Bunnies in the classroom, eggshells on earth, and Dia de los Muertos all represent a pathway to God; they all offer an opportunity for Jennifer Cecena, our Lady of Hope middle school religion teacher, to talk about faith. Ms. Cecena is deeply committed to conveying the magnitude of faith to the young lives she has the responsibility of shaping. In addition, Ms. Cecena says with emotion, “I love talking about God.” She firmly believes her students do as well.
Having a safe place where God is part of the conversation provides her students a sense of security. And through these conversations youngsters and teachers become family. Ms. Cecena explains that many of her students have—though loving—hectic, irregular home lives. Parents often work multiple jobs; they work nights and weekends. “When they’re with us at school the kids have routine and routine provides great reassurance,” Ms. Cecena continues. “We’re always present. And by working in smaller groups we get to know each other.”

BRIEF 1:
Reproduce verbatim the stretch of the teacher profile above that begins at the words "Bunnies in the" and stops after "do as well.".
BRIEF 2:
Using the teacher profile above, answer each question briefly:
(a) What subject does Jennifer Cecena teach, and at what school level?
(b) What three things are named as representing a pathway to God?
(c) According to Ms. Cecena, what does routine provide?

PROVIDED MATERIAL:
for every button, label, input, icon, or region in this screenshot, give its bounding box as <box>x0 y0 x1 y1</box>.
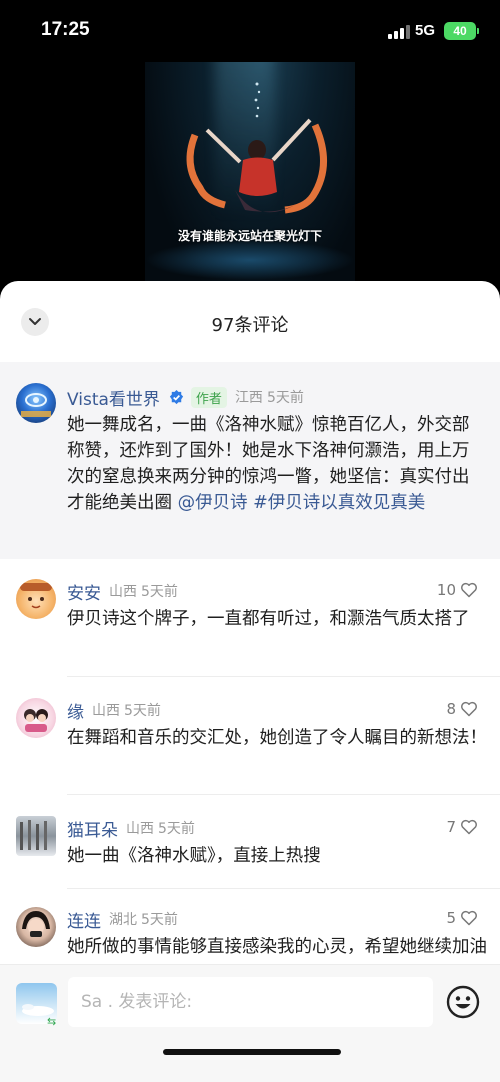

WRITTEN SOLUTION 1:
Bunnies in the classroom, eggshells on earth, and Dia de los Muertos all represent a pathway to God; they all offer an opportunity for Jennifer Cecena, our Lady of Hope middle school religion teacher, to talk about faith. Ms. Cecena is deeply committed to conveying the magnitude of faith to the young lives she has the responsibility of shaping. In addition, Ms. Cecena says with emotion, “I love talking about God.” She firmly believes her students do as well.

WRITTEN SOLUTION 2:
(a) Religion, at the middle school level.
(b) Bunnies in the classroom, eggshells on earth, and Dia de los Muertos.
(c) Great reassurance.